Copy out each line of the entries below that contains the word "compass".
** START Exercise materials **
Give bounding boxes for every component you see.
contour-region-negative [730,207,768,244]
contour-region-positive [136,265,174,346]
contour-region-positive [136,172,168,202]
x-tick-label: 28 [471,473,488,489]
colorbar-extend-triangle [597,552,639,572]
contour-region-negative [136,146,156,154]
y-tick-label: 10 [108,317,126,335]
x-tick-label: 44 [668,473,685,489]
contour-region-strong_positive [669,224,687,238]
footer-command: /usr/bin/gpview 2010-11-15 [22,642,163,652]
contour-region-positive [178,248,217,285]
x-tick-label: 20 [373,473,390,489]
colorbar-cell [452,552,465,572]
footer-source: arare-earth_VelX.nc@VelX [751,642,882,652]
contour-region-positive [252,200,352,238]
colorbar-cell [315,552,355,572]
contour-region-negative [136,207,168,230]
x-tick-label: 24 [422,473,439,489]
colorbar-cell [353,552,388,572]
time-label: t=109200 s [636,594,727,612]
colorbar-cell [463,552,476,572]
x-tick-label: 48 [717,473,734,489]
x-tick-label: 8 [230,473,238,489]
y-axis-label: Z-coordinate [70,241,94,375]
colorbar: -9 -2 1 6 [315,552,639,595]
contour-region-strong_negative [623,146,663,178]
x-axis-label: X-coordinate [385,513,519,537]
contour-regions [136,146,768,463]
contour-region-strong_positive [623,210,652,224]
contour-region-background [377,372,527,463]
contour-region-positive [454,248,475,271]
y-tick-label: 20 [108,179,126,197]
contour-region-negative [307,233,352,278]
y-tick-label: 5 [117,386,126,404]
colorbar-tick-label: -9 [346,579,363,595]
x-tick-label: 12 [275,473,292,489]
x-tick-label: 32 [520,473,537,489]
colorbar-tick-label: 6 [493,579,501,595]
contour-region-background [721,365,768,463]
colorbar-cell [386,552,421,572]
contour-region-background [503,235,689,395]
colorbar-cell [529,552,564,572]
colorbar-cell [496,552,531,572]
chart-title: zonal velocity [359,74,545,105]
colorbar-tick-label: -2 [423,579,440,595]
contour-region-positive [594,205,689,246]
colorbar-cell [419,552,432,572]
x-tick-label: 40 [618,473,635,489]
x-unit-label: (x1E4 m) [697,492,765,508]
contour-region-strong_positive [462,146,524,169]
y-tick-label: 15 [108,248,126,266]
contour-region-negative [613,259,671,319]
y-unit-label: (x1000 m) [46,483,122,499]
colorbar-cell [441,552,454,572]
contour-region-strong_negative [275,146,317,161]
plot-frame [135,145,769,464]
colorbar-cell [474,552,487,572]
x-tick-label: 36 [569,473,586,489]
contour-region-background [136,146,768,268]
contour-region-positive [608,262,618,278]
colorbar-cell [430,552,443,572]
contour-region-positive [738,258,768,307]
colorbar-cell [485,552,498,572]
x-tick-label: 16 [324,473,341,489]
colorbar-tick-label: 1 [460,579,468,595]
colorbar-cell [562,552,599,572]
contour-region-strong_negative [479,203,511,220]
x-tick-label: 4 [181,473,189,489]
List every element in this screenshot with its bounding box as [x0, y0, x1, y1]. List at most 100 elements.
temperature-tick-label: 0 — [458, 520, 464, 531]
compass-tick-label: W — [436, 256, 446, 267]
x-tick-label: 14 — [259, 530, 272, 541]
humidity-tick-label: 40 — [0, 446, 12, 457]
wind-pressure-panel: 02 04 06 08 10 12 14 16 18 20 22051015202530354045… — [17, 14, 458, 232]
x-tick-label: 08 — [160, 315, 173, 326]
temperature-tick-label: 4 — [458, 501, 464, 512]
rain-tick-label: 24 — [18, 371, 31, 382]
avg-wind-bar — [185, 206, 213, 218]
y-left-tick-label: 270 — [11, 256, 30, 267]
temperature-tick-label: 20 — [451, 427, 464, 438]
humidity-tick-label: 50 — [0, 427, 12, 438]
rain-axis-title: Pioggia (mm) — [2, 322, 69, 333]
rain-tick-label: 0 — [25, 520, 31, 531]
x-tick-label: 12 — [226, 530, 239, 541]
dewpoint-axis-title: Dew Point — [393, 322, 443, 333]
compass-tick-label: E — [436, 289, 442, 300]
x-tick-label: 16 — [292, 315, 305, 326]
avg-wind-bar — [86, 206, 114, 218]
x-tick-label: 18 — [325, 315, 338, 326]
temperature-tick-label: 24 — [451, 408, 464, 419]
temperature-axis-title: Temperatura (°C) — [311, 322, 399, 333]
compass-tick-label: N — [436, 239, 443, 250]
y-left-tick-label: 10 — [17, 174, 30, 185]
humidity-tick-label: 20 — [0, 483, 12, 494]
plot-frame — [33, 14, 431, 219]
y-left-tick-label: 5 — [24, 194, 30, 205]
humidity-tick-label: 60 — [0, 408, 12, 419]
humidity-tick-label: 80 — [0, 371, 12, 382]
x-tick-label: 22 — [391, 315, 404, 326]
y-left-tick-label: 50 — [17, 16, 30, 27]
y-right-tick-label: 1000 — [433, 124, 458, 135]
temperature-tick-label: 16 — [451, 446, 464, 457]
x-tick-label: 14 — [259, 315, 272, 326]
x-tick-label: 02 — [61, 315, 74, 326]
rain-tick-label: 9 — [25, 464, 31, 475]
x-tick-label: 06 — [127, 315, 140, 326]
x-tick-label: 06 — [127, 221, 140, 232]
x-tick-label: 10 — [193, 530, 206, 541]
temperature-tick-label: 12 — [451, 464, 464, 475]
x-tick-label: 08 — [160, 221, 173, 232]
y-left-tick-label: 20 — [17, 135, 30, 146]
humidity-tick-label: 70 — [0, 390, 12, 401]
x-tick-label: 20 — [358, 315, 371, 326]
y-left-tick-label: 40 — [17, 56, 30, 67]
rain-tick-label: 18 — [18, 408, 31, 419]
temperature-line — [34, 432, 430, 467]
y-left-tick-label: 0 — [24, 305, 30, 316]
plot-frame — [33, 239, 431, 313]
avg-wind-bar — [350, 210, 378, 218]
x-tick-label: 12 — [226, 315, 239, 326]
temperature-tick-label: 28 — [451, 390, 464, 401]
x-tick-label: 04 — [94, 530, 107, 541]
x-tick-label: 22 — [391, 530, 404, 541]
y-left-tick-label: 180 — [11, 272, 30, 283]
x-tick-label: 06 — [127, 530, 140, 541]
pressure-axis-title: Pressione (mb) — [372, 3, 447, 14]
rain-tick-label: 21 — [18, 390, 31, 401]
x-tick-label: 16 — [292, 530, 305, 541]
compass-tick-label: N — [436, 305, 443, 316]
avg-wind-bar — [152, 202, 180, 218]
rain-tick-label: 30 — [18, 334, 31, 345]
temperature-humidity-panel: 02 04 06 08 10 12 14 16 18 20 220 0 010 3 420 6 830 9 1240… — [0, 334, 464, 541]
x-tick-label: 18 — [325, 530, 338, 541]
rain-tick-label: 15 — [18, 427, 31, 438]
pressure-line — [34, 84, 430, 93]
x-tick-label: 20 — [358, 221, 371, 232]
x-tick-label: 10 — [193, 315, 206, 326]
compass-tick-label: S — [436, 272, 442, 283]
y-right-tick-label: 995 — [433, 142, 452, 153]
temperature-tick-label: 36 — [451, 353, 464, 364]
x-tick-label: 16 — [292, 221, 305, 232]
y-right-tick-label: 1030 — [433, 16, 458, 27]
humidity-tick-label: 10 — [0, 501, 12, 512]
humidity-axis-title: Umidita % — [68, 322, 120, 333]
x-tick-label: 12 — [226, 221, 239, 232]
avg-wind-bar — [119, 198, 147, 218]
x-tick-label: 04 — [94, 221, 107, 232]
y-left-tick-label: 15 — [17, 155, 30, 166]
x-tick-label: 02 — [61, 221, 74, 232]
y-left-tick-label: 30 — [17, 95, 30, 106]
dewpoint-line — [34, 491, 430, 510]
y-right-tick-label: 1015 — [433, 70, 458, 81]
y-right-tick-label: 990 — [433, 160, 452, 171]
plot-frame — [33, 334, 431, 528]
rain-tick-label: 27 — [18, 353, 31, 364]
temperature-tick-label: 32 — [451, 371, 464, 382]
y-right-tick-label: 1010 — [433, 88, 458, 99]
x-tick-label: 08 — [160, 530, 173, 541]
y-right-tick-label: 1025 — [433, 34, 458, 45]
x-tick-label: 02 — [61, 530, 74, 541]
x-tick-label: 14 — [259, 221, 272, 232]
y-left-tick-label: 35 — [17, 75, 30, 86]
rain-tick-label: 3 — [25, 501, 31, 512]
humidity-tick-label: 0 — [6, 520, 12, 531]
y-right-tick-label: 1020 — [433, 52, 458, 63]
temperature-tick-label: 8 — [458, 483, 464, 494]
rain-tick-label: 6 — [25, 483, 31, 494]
** END Exercise materials **
[Solution]
compass-tick-label: W — [436, 256, 446, 267]
compass-tick-label: E — [436, 289, 442, 300]
compass-tick-label: N — [436, 239, 443, 250]
compass-tick-label: N — [436, 305, 443, 316]
compass-tick-label: S — [436, 272, 442, 283]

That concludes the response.